Items from a dataset
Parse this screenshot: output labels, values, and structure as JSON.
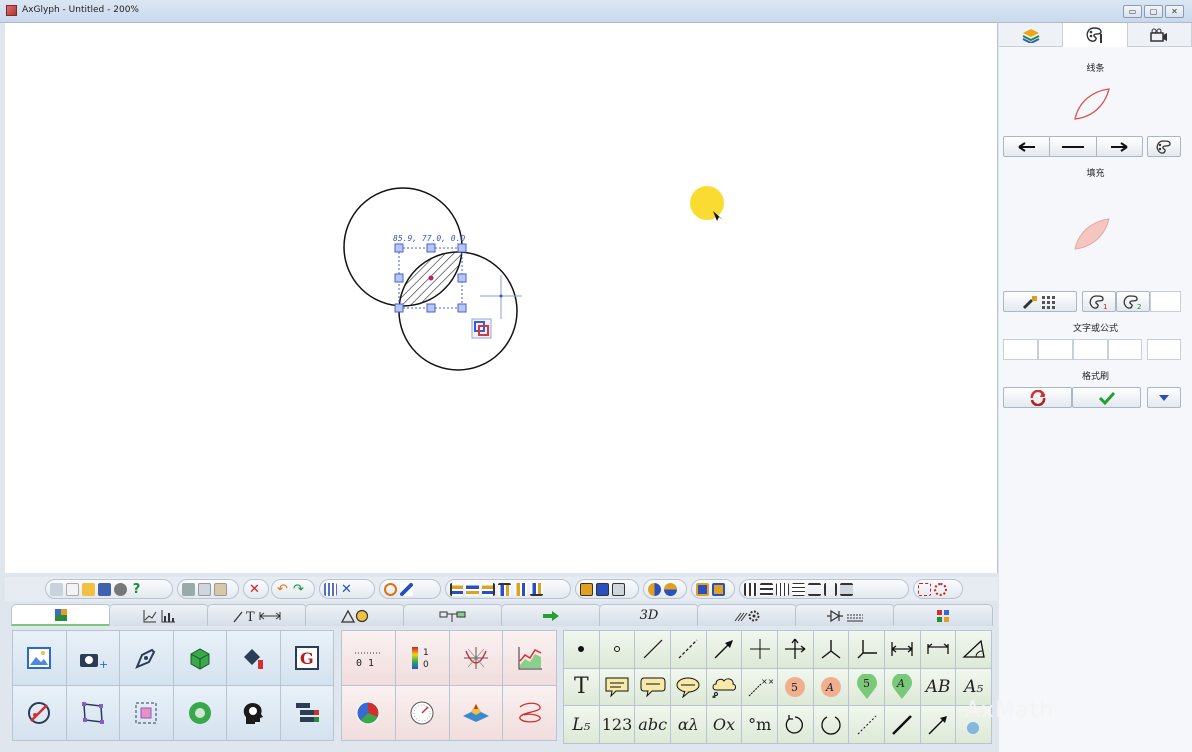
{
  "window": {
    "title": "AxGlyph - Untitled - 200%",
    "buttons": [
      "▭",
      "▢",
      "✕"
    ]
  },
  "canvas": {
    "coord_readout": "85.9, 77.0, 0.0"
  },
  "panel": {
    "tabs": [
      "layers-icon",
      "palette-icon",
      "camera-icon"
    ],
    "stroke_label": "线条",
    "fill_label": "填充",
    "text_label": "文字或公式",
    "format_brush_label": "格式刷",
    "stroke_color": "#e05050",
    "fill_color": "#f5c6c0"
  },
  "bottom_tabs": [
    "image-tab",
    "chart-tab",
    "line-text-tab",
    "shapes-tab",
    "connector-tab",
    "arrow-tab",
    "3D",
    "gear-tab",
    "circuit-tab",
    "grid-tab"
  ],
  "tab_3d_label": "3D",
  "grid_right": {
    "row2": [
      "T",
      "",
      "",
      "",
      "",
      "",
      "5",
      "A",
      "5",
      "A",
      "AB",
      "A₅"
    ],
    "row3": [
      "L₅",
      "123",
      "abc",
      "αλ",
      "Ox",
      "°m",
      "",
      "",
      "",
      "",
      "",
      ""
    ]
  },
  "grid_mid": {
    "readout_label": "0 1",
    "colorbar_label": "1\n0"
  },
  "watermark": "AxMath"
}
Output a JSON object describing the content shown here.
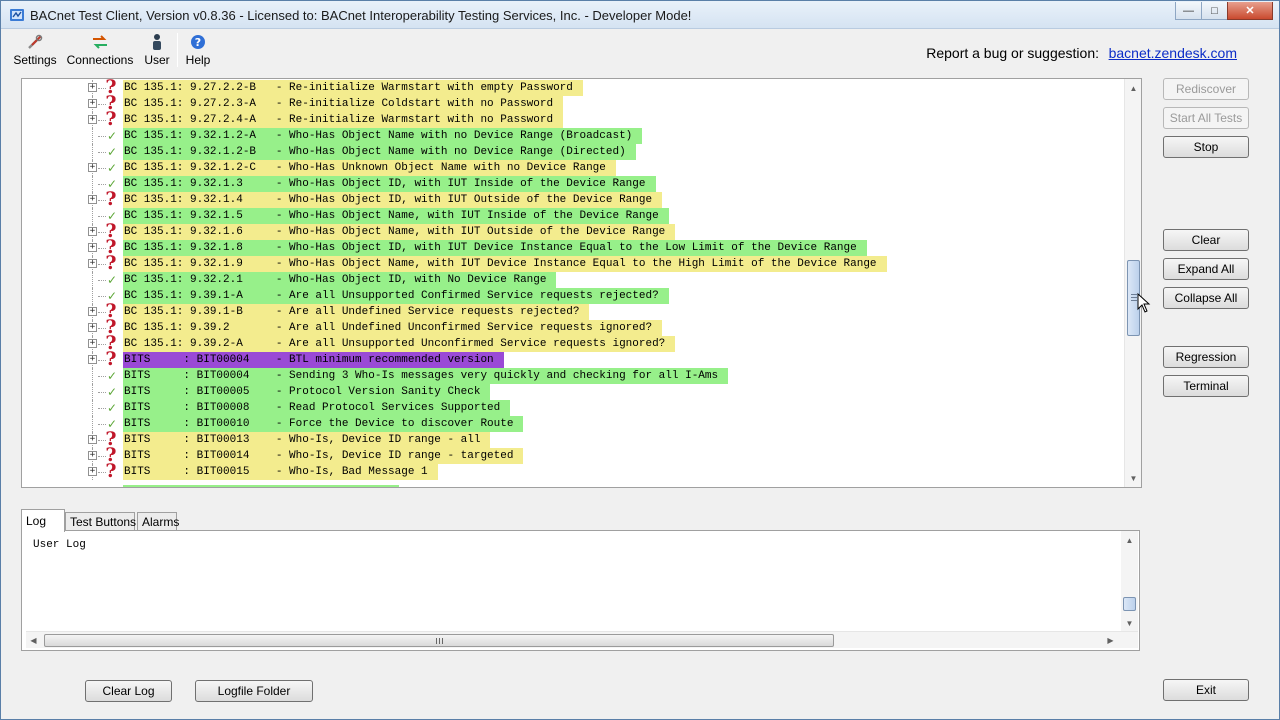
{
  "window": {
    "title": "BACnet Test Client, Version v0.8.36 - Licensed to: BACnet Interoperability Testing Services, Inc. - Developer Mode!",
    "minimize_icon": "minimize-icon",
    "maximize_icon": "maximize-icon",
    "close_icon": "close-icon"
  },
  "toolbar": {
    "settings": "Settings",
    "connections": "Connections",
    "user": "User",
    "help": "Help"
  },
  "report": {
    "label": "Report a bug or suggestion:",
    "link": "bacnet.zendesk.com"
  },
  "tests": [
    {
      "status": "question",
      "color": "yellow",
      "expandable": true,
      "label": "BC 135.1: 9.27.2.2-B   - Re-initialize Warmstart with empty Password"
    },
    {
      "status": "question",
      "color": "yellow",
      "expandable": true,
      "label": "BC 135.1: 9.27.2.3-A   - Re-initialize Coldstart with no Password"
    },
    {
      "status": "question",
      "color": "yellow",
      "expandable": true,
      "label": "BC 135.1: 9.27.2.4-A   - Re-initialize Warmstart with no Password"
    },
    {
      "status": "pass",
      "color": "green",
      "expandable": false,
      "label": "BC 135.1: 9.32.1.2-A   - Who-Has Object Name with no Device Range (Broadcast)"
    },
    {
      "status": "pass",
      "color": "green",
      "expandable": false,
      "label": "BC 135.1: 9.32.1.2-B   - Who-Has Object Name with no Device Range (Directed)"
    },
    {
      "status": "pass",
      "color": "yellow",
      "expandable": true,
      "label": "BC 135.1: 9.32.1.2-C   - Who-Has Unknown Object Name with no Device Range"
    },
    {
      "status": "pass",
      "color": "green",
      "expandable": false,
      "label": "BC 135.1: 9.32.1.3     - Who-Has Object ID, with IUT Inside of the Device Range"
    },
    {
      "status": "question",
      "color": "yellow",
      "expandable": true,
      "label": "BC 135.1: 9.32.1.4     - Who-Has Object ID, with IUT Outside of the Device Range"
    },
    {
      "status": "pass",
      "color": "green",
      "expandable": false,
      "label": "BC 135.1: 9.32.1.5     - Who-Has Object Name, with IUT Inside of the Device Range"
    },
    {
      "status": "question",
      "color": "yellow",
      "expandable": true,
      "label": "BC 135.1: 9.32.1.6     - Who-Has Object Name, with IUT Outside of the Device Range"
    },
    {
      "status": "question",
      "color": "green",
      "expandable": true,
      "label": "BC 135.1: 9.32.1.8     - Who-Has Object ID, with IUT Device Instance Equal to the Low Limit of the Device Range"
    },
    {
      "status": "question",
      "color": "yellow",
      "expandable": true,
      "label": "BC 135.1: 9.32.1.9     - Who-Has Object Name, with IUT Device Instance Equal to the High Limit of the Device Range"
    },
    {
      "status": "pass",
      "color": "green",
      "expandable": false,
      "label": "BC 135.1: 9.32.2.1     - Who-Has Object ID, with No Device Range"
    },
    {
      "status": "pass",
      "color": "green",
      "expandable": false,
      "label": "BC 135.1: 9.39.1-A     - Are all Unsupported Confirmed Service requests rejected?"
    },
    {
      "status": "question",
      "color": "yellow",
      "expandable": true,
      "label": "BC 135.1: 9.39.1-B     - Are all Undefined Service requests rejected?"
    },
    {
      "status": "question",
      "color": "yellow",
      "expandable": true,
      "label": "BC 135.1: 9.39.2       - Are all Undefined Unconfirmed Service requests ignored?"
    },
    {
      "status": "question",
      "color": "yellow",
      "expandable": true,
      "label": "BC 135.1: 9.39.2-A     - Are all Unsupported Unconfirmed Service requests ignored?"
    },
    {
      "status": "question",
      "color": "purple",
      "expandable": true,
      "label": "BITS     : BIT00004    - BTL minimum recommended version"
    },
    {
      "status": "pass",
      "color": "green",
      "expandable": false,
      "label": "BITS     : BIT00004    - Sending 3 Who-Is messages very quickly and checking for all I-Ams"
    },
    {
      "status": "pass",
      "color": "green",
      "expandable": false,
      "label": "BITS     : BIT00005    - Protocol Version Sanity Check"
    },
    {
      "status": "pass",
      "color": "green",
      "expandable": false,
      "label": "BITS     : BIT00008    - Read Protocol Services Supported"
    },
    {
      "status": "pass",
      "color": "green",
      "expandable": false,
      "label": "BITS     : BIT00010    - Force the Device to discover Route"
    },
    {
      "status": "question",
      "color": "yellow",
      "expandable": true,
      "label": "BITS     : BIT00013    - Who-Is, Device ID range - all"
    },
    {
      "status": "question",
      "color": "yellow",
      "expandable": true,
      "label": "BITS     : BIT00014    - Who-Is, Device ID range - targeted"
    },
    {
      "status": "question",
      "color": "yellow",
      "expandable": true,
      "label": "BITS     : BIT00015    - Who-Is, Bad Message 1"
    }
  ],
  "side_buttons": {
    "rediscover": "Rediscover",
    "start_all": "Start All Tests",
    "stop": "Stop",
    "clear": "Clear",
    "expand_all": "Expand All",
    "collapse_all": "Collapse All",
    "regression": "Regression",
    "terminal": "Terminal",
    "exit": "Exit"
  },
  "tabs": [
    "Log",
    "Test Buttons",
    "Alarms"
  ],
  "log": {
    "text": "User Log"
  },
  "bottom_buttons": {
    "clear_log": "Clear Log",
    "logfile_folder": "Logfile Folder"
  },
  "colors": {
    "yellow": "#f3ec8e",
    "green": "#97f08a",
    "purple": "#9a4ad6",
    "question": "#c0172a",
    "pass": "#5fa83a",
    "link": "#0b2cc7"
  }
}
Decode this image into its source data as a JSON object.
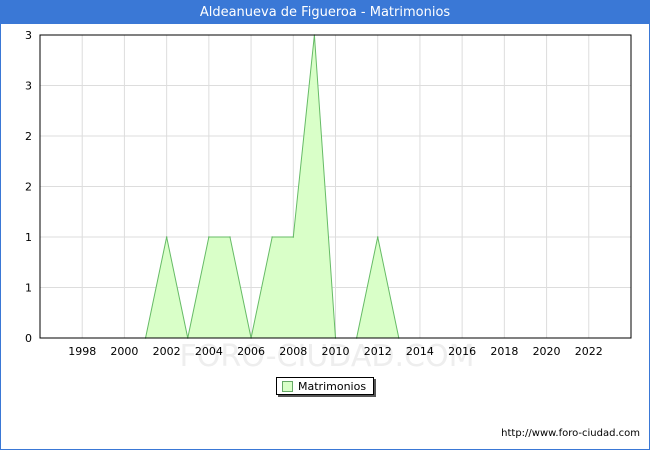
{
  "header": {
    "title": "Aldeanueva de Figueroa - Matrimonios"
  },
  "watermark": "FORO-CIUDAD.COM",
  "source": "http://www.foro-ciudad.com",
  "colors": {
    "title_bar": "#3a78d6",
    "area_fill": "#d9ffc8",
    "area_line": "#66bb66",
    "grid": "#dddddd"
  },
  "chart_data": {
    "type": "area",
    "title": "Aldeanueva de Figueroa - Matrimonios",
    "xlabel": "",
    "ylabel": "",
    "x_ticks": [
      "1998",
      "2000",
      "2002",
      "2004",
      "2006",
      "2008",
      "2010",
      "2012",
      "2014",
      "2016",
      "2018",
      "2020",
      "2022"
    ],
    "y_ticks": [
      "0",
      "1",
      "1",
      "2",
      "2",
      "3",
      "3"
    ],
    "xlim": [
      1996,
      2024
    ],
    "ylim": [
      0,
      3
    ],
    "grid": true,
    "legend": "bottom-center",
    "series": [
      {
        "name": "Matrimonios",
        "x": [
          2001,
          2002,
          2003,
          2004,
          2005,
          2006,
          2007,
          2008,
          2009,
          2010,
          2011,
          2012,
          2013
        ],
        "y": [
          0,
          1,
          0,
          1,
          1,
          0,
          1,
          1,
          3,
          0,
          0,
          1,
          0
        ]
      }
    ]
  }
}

## Exercise description
Copy each line of the listing that includes "Limit".

## Expected answer
      "label": "BC 135.1: 9.32.1.8     - Who-Has Object ID, with IUT Device Instance Equal to the Low Limit of the Device Range"
      "label": "BC 135.1: 9.32.1.9     - Who-Has Object Name, with IUT Device Instance Equal to the High Limit of the Device Range"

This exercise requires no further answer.